In the listing below, find every line with the string "name" and pull it out.

○ ○ ○

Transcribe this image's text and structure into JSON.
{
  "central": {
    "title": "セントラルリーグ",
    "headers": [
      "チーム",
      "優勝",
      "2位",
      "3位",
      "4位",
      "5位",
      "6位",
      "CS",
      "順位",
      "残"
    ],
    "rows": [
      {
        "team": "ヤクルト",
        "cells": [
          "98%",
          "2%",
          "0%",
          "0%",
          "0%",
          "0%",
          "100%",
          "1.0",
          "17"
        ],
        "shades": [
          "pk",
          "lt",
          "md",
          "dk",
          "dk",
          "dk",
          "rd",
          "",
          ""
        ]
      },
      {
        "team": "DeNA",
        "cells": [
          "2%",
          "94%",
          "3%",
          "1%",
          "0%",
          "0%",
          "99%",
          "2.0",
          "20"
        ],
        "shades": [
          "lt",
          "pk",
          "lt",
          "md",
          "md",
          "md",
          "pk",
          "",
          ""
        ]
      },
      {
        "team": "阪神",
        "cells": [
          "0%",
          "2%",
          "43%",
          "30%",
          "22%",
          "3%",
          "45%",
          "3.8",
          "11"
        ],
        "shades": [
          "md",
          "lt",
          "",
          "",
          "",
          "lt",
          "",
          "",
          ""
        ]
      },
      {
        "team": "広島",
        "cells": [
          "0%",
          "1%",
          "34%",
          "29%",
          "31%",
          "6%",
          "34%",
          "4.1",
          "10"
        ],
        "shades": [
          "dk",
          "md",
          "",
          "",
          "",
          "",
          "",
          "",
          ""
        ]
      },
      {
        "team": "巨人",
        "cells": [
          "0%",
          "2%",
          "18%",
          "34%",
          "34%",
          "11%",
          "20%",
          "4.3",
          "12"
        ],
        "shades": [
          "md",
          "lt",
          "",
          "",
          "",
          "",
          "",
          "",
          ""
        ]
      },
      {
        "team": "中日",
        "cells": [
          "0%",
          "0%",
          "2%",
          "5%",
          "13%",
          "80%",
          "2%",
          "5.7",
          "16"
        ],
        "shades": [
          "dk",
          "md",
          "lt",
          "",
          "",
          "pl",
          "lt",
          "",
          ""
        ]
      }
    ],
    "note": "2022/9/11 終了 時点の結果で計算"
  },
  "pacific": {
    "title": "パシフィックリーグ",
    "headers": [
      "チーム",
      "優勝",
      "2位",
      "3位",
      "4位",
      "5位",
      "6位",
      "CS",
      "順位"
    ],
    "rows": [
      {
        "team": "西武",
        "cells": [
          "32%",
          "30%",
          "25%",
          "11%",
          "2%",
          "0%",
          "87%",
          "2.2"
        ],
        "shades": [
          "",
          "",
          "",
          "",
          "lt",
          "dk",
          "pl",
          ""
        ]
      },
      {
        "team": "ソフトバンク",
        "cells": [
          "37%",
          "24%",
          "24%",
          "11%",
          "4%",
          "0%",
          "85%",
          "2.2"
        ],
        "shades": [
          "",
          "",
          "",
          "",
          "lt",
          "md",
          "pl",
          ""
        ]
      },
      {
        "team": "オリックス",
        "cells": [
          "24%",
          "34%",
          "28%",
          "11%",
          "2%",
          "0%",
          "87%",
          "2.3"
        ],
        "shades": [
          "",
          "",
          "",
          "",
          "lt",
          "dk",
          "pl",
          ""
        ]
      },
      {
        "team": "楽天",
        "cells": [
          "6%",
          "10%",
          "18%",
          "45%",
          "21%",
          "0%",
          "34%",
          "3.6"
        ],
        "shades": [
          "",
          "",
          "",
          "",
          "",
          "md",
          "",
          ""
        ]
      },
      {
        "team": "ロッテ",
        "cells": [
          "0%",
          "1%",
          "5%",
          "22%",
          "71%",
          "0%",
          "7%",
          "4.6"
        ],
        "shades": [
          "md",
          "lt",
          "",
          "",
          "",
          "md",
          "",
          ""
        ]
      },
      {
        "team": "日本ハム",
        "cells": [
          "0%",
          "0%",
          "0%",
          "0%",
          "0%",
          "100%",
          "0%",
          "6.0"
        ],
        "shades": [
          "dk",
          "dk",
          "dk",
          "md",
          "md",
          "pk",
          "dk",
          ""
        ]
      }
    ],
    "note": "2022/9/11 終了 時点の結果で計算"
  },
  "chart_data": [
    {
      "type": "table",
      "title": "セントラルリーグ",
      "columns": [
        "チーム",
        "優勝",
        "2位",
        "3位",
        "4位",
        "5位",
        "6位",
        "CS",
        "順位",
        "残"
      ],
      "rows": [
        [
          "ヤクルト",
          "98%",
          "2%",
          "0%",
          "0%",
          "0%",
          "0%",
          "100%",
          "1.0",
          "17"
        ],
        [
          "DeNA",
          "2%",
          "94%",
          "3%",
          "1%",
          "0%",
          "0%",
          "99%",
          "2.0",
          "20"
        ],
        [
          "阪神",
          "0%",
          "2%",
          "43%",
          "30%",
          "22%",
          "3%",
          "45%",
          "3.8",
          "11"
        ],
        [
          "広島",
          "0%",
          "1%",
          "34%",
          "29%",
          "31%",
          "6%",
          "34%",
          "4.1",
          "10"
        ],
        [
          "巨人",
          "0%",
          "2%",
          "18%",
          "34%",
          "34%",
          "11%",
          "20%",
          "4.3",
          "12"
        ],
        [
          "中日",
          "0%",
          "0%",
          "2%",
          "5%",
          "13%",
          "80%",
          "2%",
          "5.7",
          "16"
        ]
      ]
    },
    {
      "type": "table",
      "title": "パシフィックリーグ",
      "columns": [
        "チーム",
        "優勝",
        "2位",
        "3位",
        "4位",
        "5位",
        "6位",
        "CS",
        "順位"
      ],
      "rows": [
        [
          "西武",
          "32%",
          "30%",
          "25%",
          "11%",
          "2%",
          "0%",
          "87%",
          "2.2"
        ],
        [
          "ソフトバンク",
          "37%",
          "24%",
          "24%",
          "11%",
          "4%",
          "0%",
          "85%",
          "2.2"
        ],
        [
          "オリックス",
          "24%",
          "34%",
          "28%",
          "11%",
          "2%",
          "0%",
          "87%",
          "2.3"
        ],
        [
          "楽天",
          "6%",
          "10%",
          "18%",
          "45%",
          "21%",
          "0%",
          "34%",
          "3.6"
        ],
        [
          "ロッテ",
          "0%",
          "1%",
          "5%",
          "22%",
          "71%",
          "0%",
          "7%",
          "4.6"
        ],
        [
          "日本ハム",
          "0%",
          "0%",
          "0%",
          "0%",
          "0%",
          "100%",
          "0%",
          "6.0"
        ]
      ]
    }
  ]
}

○ ○ ○

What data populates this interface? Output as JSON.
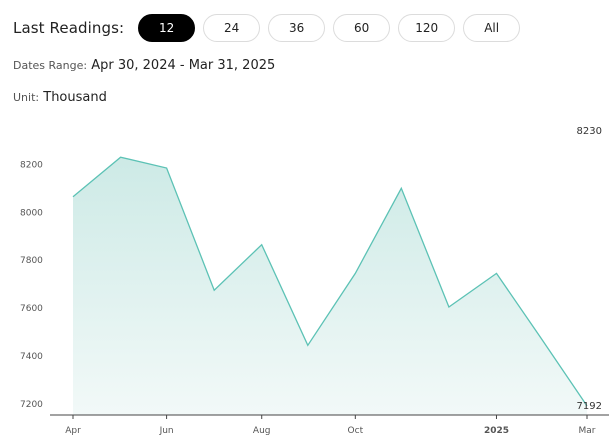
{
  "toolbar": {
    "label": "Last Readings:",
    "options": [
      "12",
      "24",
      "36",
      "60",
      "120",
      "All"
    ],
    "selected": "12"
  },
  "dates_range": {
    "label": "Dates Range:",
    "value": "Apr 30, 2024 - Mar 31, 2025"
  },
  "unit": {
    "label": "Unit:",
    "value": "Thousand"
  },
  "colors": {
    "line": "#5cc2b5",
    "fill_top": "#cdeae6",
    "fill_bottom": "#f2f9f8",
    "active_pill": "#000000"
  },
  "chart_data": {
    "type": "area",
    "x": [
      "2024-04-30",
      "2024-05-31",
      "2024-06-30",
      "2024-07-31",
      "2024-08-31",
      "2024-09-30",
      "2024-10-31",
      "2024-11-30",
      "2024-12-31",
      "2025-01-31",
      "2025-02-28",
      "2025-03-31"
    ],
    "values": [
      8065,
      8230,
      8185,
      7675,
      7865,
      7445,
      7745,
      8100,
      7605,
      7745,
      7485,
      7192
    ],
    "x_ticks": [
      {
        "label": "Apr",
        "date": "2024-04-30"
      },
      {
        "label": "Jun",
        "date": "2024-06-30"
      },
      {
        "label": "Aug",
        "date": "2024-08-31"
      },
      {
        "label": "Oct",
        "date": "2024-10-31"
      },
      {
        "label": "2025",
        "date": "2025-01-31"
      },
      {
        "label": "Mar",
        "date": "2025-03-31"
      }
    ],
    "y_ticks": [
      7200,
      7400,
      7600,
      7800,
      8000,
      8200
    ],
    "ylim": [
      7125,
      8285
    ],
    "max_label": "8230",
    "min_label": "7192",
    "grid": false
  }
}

○ ○ ○

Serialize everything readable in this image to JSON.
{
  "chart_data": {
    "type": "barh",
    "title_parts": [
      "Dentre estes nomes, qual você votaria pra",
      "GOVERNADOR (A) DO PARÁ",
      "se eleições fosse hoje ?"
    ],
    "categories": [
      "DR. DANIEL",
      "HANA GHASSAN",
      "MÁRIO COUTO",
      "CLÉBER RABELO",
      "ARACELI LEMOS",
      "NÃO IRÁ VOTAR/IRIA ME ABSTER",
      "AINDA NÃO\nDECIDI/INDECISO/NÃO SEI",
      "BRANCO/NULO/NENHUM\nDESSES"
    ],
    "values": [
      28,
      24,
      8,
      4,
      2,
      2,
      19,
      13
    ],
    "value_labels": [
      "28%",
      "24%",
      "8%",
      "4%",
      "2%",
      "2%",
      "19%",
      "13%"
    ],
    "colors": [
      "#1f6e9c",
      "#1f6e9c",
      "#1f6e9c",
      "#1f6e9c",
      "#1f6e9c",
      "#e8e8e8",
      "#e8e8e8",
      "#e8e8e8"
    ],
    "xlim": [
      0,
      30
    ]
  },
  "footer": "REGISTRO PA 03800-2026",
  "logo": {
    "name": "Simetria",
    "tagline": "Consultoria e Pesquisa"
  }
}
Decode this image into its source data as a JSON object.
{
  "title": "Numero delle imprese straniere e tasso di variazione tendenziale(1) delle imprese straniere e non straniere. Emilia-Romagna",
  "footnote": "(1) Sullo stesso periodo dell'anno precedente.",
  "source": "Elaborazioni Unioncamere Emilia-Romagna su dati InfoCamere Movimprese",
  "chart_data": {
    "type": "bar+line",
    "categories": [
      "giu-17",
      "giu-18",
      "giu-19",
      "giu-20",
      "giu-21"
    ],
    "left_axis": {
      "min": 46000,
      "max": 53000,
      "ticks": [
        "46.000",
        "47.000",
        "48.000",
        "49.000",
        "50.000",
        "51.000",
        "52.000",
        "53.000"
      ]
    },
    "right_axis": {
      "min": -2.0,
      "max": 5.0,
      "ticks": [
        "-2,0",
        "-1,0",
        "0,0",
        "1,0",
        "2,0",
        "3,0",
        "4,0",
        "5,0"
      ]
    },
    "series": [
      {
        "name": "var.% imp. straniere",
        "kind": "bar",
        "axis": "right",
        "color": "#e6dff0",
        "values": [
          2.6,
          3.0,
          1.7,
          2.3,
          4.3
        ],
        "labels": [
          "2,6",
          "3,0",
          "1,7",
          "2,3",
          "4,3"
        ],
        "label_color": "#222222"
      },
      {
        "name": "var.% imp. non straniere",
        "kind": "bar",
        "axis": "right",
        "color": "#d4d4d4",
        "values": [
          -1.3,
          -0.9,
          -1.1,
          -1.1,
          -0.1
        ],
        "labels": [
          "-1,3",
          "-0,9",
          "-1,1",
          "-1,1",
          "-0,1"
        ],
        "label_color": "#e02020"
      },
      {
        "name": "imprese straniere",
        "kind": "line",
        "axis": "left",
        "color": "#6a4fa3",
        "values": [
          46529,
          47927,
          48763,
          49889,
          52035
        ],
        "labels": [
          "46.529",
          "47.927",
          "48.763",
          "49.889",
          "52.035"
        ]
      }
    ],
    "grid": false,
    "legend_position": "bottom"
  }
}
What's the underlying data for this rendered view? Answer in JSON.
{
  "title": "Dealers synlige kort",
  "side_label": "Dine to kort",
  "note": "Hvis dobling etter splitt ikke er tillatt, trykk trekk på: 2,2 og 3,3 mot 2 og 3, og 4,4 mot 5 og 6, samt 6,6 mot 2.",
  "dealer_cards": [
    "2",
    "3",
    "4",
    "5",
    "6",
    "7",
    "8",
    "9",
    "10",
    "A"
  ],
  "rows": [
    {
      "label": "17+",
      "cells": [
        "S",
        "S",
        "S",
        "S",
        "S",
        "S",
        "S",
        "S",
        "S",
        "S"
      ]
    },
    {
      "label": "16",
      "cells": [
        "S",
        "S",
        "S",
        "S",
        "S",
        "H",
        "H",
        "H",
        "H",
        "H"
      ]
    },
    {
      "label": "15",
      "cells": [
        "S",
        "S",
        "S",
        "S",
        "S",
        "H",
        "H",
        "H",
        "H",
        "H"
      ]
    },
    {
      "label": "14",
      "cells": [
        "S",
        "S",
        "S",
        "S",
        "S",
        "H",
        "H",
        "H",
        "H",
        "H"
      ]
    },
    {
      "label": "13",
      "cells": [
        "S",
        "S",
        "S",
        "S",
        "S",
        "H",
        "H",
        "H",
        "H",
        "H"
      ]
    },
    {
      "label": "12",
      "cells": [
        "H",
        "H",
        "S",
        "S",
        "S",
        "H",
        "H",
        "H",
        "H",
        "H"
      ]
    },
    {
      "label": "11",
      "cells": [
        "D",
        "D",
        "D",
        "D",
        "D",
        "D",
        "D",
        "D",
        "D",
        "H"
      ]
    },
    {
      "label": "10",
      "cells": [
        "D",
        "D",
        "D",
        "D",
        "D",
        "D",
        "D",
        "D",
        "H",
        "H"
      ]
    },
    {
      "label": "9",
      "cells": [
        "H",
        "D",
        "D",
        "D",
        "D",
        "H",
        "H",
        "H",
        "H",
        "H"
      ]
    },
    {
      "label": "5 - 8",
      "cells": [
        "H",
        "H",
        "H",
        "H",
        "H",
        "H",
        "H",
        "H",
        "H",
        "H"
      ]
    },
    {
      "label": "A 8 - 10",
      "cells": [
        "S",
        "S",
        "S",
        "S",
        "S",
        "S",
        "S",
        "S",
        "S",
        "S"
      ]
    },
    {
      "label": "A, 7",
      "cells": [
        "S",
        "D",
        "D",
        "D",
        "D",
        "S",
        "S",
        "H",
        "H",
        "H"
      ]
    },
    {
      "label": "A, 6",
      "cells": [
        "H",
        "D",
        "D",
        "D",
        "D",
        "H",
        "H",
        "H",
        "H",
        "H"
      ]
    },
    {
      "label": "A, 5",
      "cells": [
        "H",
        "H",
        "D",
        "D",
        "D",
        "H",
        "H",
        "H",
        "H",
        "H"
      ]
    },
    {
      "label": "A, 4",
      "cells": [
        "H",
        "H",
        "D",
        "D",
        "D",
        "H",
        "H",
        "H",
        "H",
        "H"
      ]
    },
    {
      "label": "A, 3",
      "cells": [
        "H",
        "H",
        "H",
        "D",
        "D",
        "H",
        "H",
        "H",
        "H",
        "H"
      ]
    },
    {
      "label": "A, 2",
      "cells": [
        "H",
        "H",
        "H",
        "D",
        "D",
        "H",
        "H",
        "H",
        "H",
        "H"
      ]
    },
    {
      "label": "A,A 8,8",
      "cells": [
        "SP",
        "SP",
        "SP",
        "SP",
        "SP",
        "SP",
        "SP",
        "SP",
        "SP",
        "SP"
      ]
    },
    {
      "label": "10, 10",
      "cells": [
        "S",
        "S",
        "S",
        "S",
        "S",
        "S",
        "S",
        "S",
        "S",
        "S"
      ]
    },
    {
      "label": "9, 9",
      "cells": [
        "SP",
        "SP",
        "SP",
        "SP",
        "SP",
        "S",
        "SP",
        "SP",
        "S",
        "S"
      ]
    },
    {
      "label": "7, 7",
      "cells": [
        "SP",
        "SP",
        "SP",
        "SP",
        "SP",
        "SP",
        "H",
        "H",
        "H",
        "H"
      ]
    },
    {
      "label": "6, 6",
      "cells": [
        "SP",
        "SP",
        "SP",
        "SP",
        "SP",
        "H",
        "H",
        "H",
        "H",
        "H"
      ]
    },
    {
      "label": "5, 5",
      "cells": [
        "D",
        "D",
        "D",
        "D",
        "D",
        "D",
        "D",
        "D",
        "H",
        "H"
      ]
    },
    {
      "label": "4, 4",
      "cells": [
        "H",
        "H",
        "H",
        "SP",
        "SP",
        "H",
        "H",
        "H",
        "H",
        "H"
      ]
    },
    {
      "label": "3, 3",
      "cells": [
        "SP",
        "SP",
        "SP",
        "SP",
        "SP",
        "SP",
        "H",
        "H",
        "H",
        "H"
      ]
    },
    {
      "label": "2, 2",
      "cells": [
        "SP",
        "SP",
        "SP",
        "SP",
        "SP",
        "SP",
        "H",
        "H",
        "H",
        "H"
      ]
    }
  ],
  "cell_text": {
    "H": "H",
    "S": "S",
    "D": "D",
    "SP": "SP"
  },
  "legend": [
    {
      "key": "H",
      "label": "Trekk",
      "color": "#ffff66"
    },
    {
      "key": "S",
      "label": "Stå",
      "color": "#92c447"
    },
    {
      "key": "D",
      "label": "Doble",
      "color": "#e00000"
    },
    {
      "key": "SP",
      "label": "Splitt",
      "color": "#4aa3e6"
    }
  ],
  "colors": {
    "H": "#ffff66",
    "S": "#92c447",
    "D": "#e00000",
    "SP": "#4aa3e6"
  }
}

○ ○ ○

▶ Response to the task:
    "name": "Simetria",
        "name": "var.% imp. straniere",
        "name": "var.% imp. non straniere",
        "name": "imprese straniere",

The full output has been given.